- _Record list_:

- - -

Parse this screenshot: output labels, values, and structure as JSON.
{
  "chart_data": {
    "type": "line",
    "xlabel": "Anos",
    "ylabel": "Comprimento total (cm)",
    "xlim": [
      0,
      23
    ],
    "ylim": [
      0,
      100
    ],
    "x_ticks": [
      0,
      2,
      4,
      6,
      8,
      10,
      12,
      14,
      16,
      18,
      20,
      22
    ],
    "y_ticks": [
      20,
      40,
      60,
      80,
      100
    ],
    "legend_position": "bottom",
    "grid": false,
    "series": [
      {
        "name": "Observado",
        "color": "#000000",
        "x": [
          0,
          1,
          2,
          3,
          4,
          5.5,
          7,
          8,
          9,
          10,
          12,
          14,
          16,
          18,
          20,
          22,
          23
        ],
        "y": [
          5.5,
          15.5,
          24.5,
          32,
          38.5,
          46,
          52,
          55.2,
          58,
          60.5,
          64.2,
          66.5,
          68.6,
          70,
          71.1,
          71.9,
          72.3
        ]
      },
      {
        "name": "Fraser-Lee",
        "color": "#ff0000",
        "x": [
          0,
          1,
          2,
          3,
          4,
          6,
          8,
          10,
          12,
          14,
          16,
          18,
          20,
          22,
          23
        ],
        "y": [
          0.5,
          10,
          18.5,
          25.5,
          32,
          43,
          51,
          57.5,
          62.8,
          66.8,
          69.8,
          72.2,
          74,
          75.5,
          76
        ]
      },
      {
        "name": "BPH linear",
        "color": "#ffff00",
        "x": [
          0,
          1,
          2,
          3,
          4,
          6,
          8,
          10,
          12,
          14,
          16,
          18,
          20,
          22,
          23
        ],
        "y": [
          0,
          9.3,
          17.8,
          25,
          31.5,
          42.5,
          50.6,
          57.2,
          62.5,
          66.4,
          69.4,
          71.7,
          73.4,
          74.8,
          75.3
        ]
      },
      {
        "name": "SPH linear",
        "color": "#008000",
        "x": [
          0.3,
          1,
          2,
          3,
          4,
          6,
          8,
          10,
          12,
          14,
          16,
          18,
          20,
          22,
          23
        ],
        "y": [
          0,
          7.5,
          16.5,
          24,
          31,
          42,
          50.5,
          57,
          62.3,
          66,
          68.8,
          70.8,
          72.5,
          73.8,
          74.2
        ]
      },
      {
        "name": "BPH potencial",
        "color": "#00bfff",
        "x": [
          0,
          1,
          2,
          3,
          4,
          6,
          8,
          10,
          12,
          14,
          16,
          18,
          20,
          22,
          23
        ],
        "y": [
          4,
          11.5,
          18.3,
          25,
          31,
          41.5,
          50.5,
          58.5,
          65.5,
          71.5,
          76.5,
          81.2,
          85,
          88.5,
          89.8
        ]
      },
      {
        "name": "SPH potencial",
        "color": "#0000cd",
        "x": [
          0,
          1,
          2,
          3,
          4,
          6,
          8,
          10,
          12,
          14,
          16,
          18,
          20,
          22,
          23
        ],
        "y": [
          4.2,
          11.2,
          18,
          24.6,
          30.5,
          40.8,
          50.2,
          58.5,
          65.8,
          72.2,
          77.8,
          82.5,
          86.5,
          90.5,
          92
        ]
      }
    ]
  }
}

- - -

- _Task description_:
Pick out, from the lines above, every one that contains the string "color".

- _Written solution_:
        "color": "#000000",
        "color": "#ff0000",
        "color": "#ffff00",
        "color": "#008000",
        "color": "#00bfff",
        "color": "#0000cd",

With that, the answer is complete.